* _Given request_
Output each entry that follows exactly. Images stay out.
┌────────
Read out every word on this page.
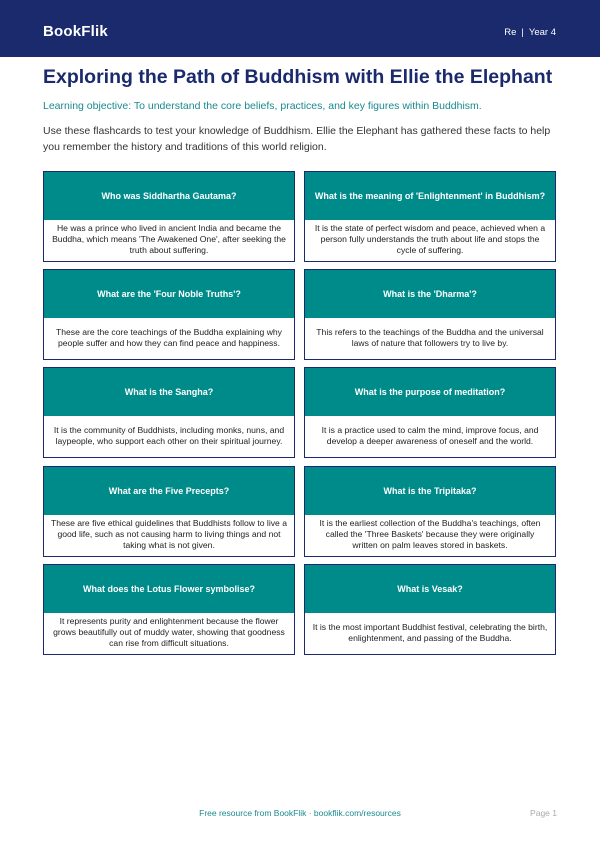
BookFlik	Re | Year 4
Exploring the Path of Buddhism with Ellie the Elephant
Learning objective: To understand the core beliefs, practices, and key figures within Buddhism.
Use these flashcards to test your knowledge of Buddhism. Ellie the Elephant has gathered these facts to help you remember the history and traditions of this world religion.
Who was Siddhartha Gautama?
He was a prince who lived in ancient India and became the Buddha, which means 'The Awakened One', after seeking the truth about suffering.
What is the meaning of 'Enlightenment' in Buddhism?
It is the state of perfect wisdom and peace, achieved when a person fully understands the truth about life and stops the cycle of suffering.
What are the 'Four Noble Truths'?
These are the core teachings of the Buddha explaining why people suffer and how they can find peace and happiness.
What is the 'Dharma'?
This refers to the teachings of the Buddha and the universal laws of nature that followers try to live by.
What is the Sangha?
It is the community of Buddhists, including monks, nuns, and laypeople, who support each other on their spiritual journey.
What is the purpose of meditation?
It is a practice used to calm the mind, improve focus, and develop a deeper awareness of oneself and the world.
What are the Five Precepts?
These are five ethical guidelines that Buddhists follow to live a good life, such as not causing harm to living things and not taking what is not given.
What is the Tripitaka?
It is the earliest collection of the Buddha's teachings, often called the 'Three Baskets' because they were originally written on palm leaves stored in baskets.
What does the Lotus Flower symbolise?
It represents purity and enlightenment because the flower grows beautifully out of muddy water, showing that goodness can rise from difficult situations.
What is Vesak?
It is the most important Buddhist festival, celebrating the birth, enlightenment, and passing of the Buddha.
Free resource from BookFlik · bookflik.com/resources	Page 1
└────────
* _Reply to the exercise_
Read out every word on this page.
BookFlik	Re | Year 4
Exploring the Path of Buddhism with Ellie the Elephant
Learning objective: To understand the core beliefs, practices, and key figures within Buddhism.
Use these flashcards to test your knowledge of Buddhism. Ellie the Elephant has gathered these facts to help you remember the history and traditions of this world religion.
Who was Siddhartha Gautama?
He was a prince who lived in ancient India and became the Buddha, which means 'The Awakened One', after seeking the truth about suffering.
What is the meaning of 'Enlightenment' in Buddhism?
It is the state of perfect wisdom and peace, achieved when a person fully understands the truth about life and stops the cycle of suffering.
What are the 'Four Noble Truths'?
These are the core teachings of the Buddha explaining why people suffer and how they can find peace and happiness.
What is the 'Dharma'?
This refers to the teachings of the Buddha and the universal laws of nature that followers try to live by.
What is the Sangha?
It is the community of Buddhists, including monks, nuns, and laypeople, who support each other on their spiritual journey.
What is the purpose of meditation?
It is a practice used to calm the mind, improve focus, and develop a deeper awareness of oneself and the world.
What are the Five Precepts?
These are five ethical guidelines that Buddhists follow to live a good life, such as not causing harm to living things and not taking what is not given.
What is the Tripitaka?
It is the earliest collection of the Buddha's teachings, often called the 'Three Baskets' because they were originally written on palm leaves stored in baskets.
What does the Lotus Flower symbolise?
It represents purity and enlightenment because the flower grows beautifully out of muddy water, showing that goodness can rise from difficult situations.
What is Vesak?
It is the most important Buddhist festival, celebrating the birth, enlightenment, and passing of the Buddha.
Free resource from BookFlik · bookflik.com/resources	Page 1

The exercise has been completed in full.